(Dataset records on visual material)
********************

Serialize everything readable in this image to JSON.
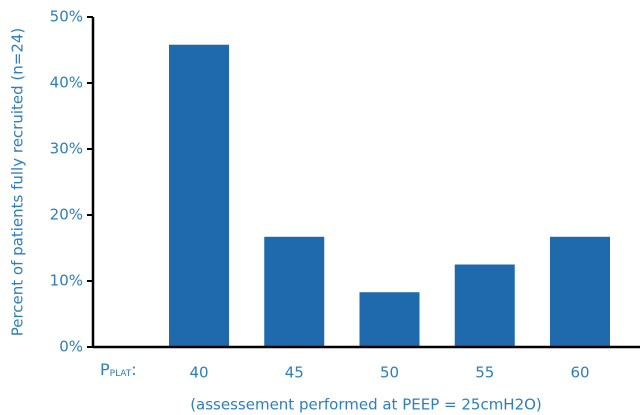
{
  "chart_data": {
    "type": "bar",
    "y_label": "Percent of patients fully recruited (n=24)",
    "x_label": "(assessement performed at PEEP = 25cmH2O)",
    "x_prefix": {
      "main": "P",
      "sub": "PLAT",
      "suffix": ":"
    },
    "categories": [
      "40",
      "45",
      "50",
      "55",
      "60"
    ],
    "values": [
      45.8,
      16.7,
      8.3,
      12.5,
      16.7
    ],
    "color": "#1f6aad",
    "ylim": [
      0,
      50
    ],
    "yticks": [
      {
        "value": 0,
        "label": "0%"
      },
      {
        "value": 10,
        "label": "10%"
      },
      {
        "value": 20,
        "label": "20%"
      },
      {
        "value": 30,
        "label": "30%"
      },
      {
        "value": 40,
        "label": "40%"
      },
      {
        "value": 50,
        "label": "50%"
      }
    ]
  }
}
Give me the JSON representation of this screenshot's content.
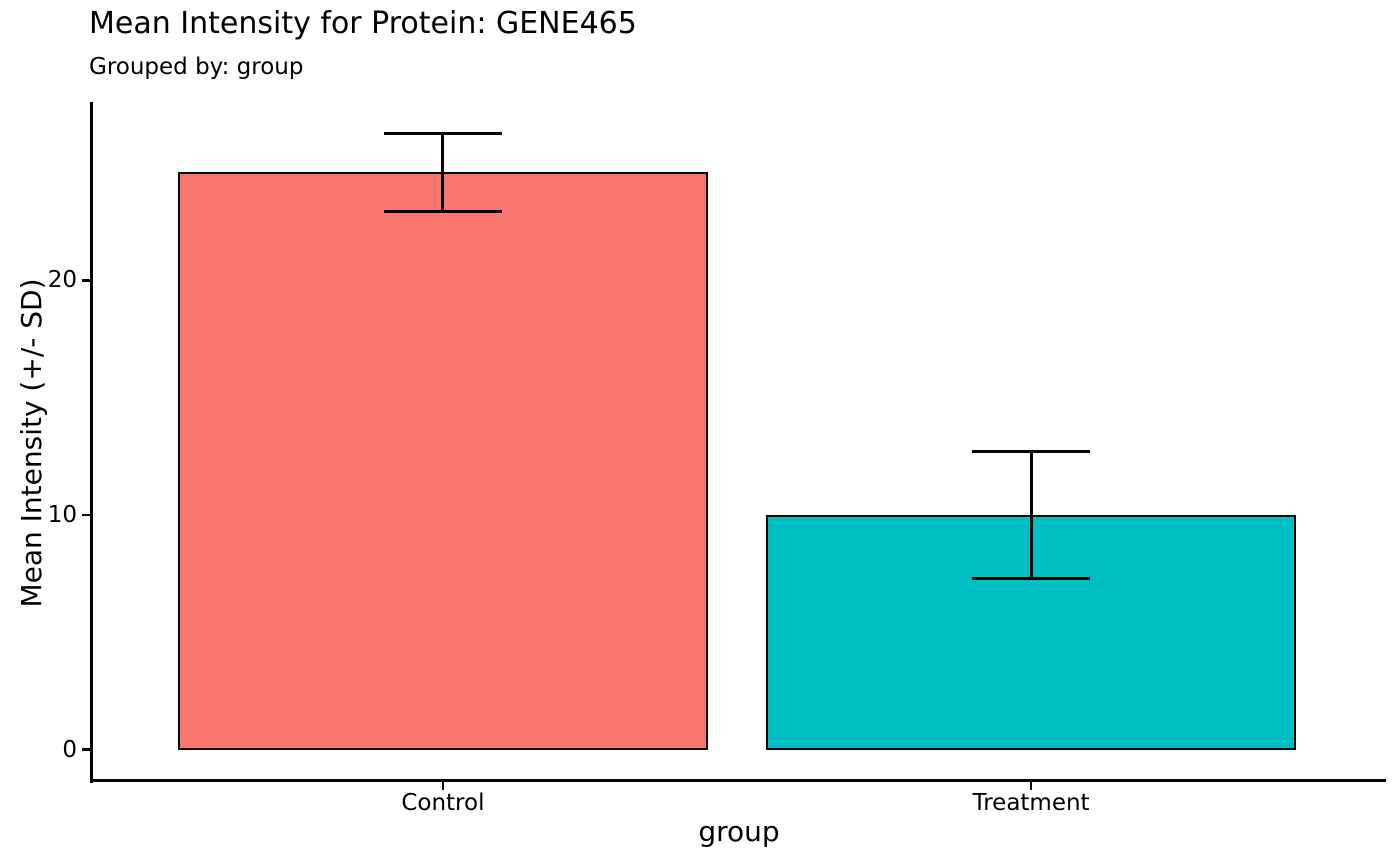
{
  "header": {
    "title": "Mean Intensity for Protein: GENE465",
    "subtitle": "Grouped by: group"
  },
  "chart_data": {
    "type": "bar",
    "title": "Mean Intensity for Protein: GENE465",
    "subtitle": "Grouped by: group",
    "xlabel": "group",
    "ylabel": "Mean Intensity (+/- SD)",
    "categories": [
      "Control",
      "Treatment"
    ],
    "values": [
      24.6,
      10.0
    ],
    "error_sd": [
      1.65,
      2.7
    ],
    "bar_colors": [
      "#F8766D",
      "#00BFC4"
    ],
    "bar_edge_color": "#000000",
    "errorbar_color": "#000000",
    "text_color": "#000000",
    "yticks": [
      0,
      10,
      20
    ],
    "ylim": [
      -1.3,
      27.6
    ],
    "grid": false,
    "legend_visible": false
  }
}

********************

Task prompt: From the first line to the last, repeat the records above exactly, leaving out the pictures.

Task result:
Serialize everything readable in this image to JSON.
{
  "chart_data": {
    "type": "bar",
    "y_label": "Percent of patients fully recruited (n=24)",
    "x_label": "(assessement performed at PEEP = 25cmH2O)",
    "x_prefix": {
      "main": "P",
      "sub": "PLAT",
      "suffix": ":"
    },
    "categories": [
      "40",
      "45",
      "50",
      "55",
      "60"
    ],
    "values": [
      45.8,
      16.7,
      8.3,
      12.5,
      16.7
    ],
    "color": "#1f6aad",
    "ylim": [
      0,
      50
    ],
    "yticks": [
      {
        "value": 0,
        "label": "0%"
      },
      {
        "value": 10,
        "label": "10%"
      },
      {
        "value": 20,
        "label": "20%"
      },
      {
        "value": 30,
        "label": "30%"
      },
      {
        "value": 40,
        "label": "40%"
      },
      {
        "value": 50,
        "label": "50%"
      }
    ]
  }
}
Give me the JSON representation of this screenshot's content.
{
  "header": {
    "title": "Mean Intensity for Protein: GENE465",
    "subtitle": "Grouped by: group"
  },
  "chart_data": {
    "type": "bar",
    "title": "Mean Intensity for Protein: GENE465",
    "subtitle": "Grouped by: group",
    "xlabel": "group",
    "ylabel": "Mean Intensity (+/- SD)",
    "categories": [
      "Control",
      "Treatment"
    ],
    "values": [
      24.6,
      10.0
    ],
    "error_sd": [
      1.65,
      2.7
    ],
    "bar_colors": [
      "#F8766D",
      "#00BFC4"
    ],
    "bar_edge_color": "#000000",
    "errorbar_color": "#000000",
    "text_color": "#000000",
    "yticks": [
      0,
      10,
      20
    ],
    "ylim": [
      -1.3,
      27.6
    ],
    "grid": false,
    "legend_visible": false
  }
}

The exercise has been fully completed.